Problem details ▸ Give the records again exactly, but drop the pictures.

Source records ▸

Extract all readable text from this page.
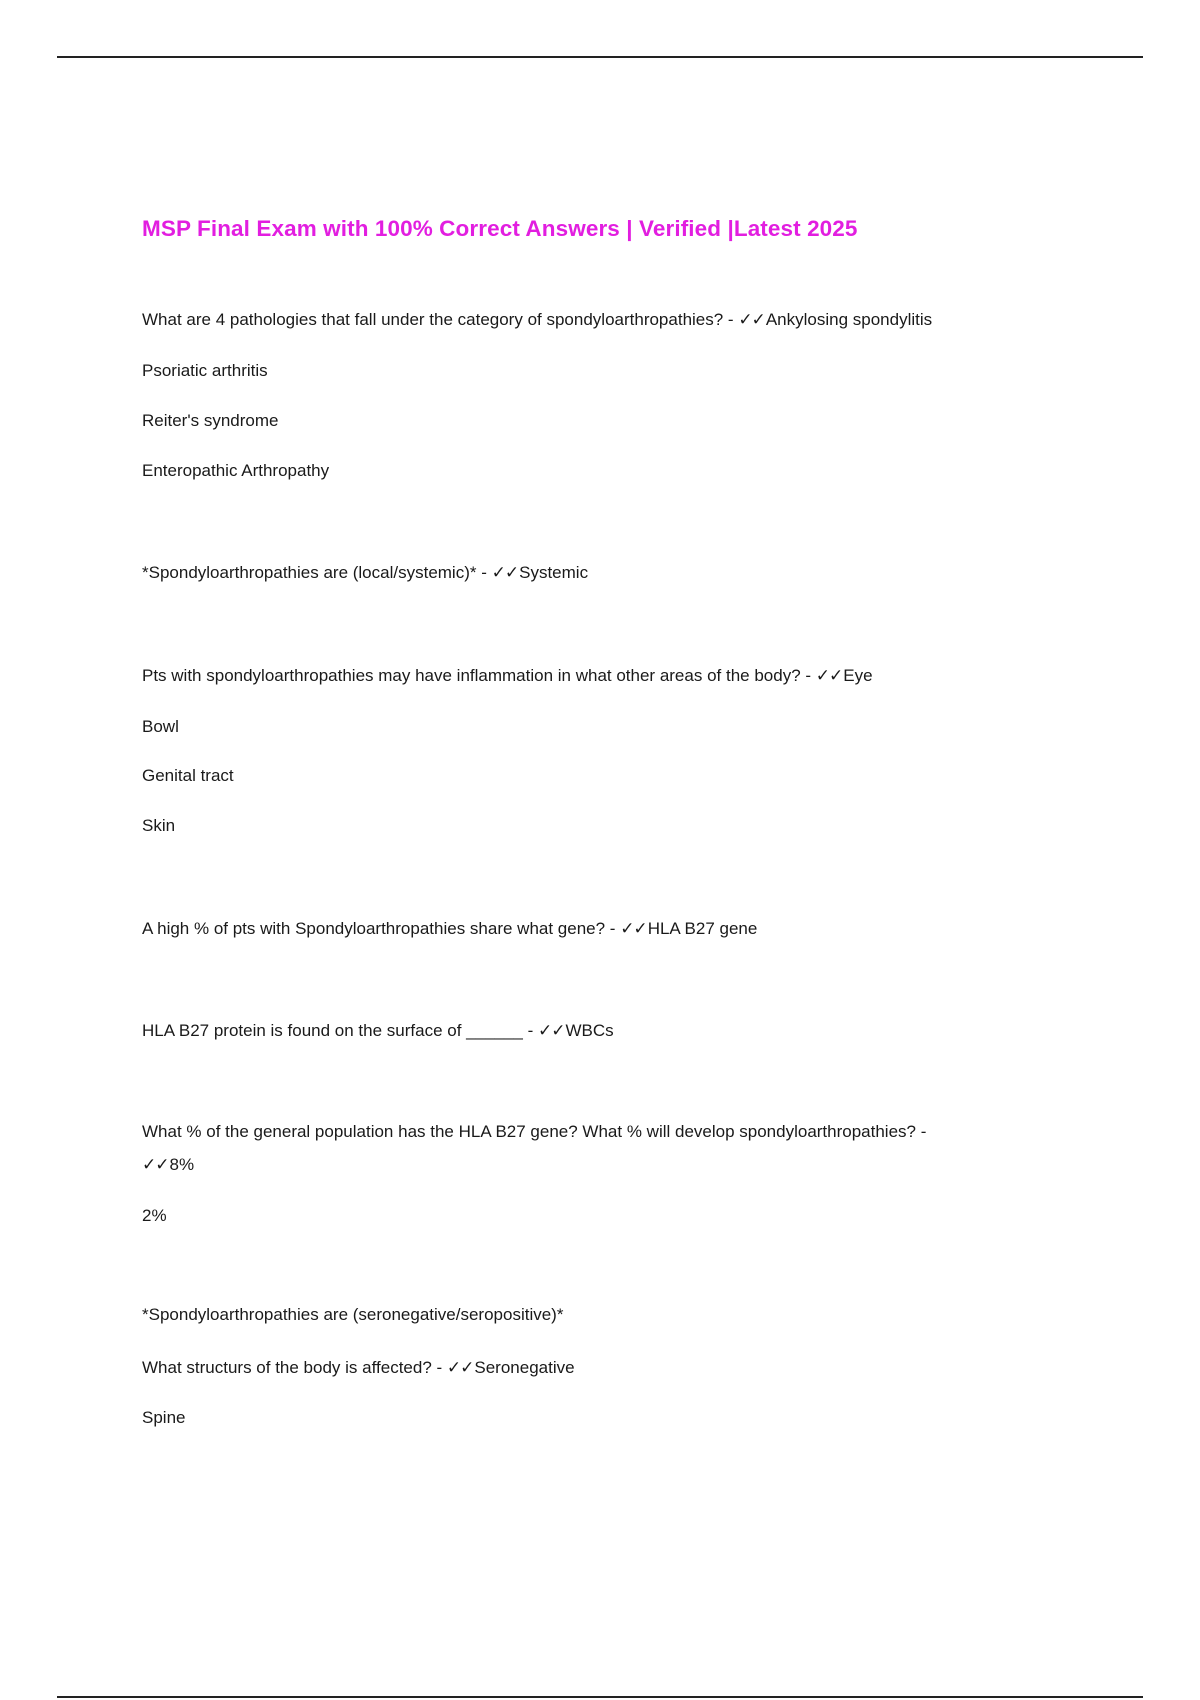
MSP Final Exam with 100% Correct Answers | Verified |Latest 2025
What are 4 pathologies that fall under the category of spondyloarthropathies? - ✓✓Ankylosing spondylitis
Psoriatic arthritis
Reiter's syndrome
Enteropathic Arthropathy
*Spondyloarthropathies are (local/systemic)* - ✓✓Systemic
Pts with spondyloarthropathies may have inflammation in what other areas of the body? - ✓✓Eye
Bowl
Genital tract
Skin
A high % of pts with Spondyloarthropathies share what gene? - ✓✓HLA B27 gene
HLA B27 protein is found on the surface of ______ - ✓✓WBCs
What % of the general population has the HLA B27 gene? What % will develop spondyloarthropathies? -
✓✓8%
2%
*Spondyloarthropathies are (seronegative/seropositive)*
What structurs of the body is affected? - ✓✓Seronegative
Spine
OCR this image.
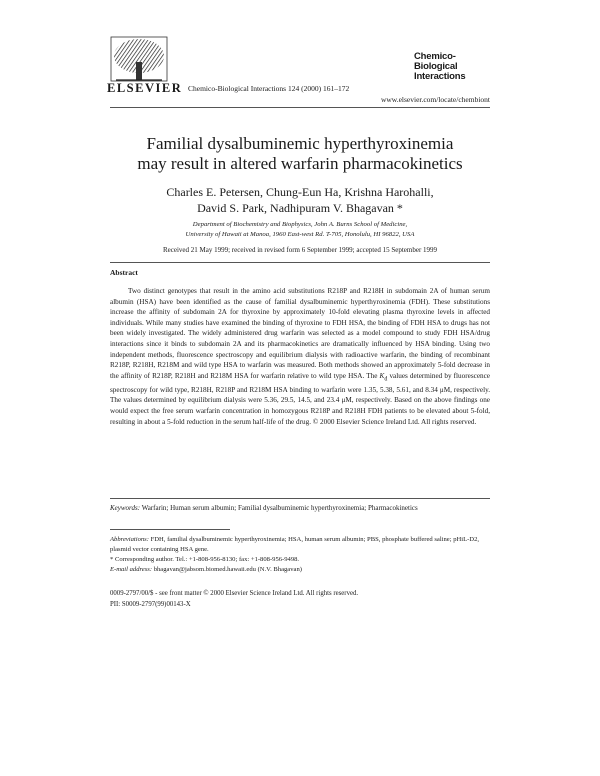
ELSEVIER Chemico-Biological Interactions 124 (2000) 161–172
www.elsevier.com/locate/chembiont
Chemico-Biological
Interactions
Familial dysalbuminemic hyperthyroxinemia
may result in altered warfarin pharmacokinetics
Charles E. Petersen, Chung-Eun Ha, Krishna Harohalli,
David S. Park, Nadhipuram V. Bhagavan *
Department of Biochemistry and Biophysics, John A. Burns School of Medicine,
University of Hawaii at Manoa, 1960 East-west Rd. T-705, Honolulu, HI 96822, USA
Received 21 May 1999; received in revised form 6 September 1999; accepted 15 September 1999
Abstract
Two distinct genotypes that result in the amino acid substitutions R218P and R218H in subdomain 2A of human serum albumin (HSA) have been identified as the cause of familial dysalbuminemic hyperthyroxinemia (FDH). These substitutions increase the affinity of subdomain 2A for thyroxine by approximately 10-fold elevating plasma thyroxine levels in affected individuals. While many studies have examined the binding of thyroxine to FDH HSA, the binding of FDH HSA to drugs has not been widely investigated. The widely administered drug warfarin was selected as a model compound to study FDH HSA/drug interactions since it binds to subdomain 2A and its pharmacokinetics are dramatically influenced by HSA binding. Using two independent methods, fluorescence spectroscopy and equilibrium dialysis with radioactive warfarin, the binding of recombinant R218P, R218H, R218M and wild type HSA to warfarin was measured. Both methods showed an approximately 5-fold decrease in the affinity of R218P, R218H and R218M HSA for warfarin relative to wild type HSA. The $K_d$ values determined by fluorescence spectroscopy for wild type, R218H, R218P and R218M HSA binding to warfarin were 1.35, 5.38, 5.61, and 8.34 μM, respectively. The values determined by equilibrium dialysis were 5.36, 29.5, 14.5, and 23.4 μM, respectively. Based on the above findings one would expect the free serum warfarin concentration in homozygous R218P and R218H FDH patients to be elevated about 5-fold, resulting in about a 5-fold reduction in the serum half-life of the drug. © 2000 Elsevier Science Ireland Ltd. All rights reserved.
Keywords: Warfarin; Human serum albumin; Familial dysalbuminemic hyperthyroxinemia; Pharmacokinetics
Abbreviations: FDH, familial dysalbuminemic hyperthyroxinemia; HSA, human serum albumin; PBS, phosphate buffered saline; pHiL-D2, plasmid vector containing HSA gene.
* Corresponding author. Tel.: +1-808-956-8130; fax: +1-808-956-9498.
E-mail address: bhagavan@jabsom.biomed.hawaii.edu (N.V. Bhagavan)
0009-2797/00/$ - see front matter © 2000 Elsevier Science Ireland Ltd. All rights reserved.
PII: S0009-2797(99)00143-X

Expected answer ▸
Extract all readable text from this page.
MSP Final Exam with 100% Correct Answers | Verified |Latest 2025
What are 4 pathologies that fall under the category of spondyloarthropathies? - ✓✓Ankylosing spondylitis
Psoriatic arthritis
Reiter's syndrome
Enteropathic Arthropathy
*Spondyloarthropathies are (local/systemic)* - ✓✓Systemic
Pts with spondyloarthropathies may have inflammation in what other areas of the body? - ✓✓Eye
Bowl
Genital tract
Skin
A high % of pts with Spondyloarthropathies share what gene? - ✓✓HLA B27 gene
HLA B27 protein is found on the surface of ______ - ✓✓WBCs
What % of the general population has the HLA B27 gene? What % will develop spondyloarthropathies? -
✓✓8%
2%
*Spondyloarthropathies are (seronegative/seropositive)*
What structurs of the body is affected? - ✓✓Seronegative
Spine
OCR this image.
ELSEVIER Chemico-Biological Interactions 124 (2000) 161–172
www.elsevier.com/locate/chembiont
Chemico-Biological
Interactions
Familial dysalbuminemic hyperthyroxinemia
may result in altered warfarin pharmacokinetics
Charles E. Petersen, Chung-Eun Ha, Krishna Harohalli,
David S. Park, Nadhipuram V. Bhagavan *
Department of Biochemistry and Biophysics, John A. Burns School of Medicine,
University of Hawaii at Manoa, 1960 East-west Rd. T-705, Honolulu, HI 96822, USA
Received 21 May 1999; received in revised form 6 September 1999; accepted 15 September 1999
Abstract
Two distinct genotypes that result in the amino acid substitutions R218P and R218H in subdomain 2A of human serum albumin (HSA) have been identified as the cause of familial dysalbuminemic hyperthyroxinemia (FDH). These substitutions increase the affinity of subdomain 2A for thyroxine by approximately 10-fold elevating plasma thyroxine levels in affected individuals. While many studies have examined the binding of thyroxine to FDH HSA, the binding of FDH HSA to drugs has not been widely investigated. The widely administered drug warfarin was selected as a model compound to study FDH HSA/drug interactions since it binds to subdomain 2A and its pharmacokinetics are dramatically influenced by HSA binding. Using two independent methods, fluorescence spectroscopy and equilibrium dialysis with radioactive warfarin, the binding of recombinant R218P, R218H, R218M and wild type HSA to warfarin was measured. Both methods showed an approximately 5-fold decrease in the affinity of R218P, R218H and R218M HSA for warfarin relative to wild type HSA. The $K_d$ values determined by fluorescence spectroscopy for wild type, R218H, R218P and R218M HSA binding to warfarin were 1.35, 5.38, 5.61, and 8.34 μM, respectively. The values determined by equilibrium dialysis were 5.36, 29.5, 14.5, and 23.4 μM, respectively. Based on the above findings one would expect the free serum warfarin concentration in homozygous R218P and R218H FDH patients to be elevated about 5-fold, resulting in about a 5-fold reduction in the serum half-life of the drug. © 2000 Elsevier Science Ireland Ltd. All rights reserved.
Keywords: Warfarin; Human serum albumin; Familial dysalbuminemic hyperthyroxinemia; Pharmacokinetics
Abbreviations: FDH, familial dysalbuminemic hyperthyroxinemia; HSA, human serum albumin; PBS, phosphate buffered saline; pHiL-D2, plasmid vector containing HSA gene.
* Corresponding author. Tel.: +1-808-956-8130; fax: +1-808-956-9498.
E-mail address: bhagavan@jabsom.biomed.hawaii.edu (N.V. Bhagavan)
0009-2797/00/$ - see front matter © 2000 Elsevier Science Ireland Ltd. All rights reserved.
PII: S0009-2797(99)00143-X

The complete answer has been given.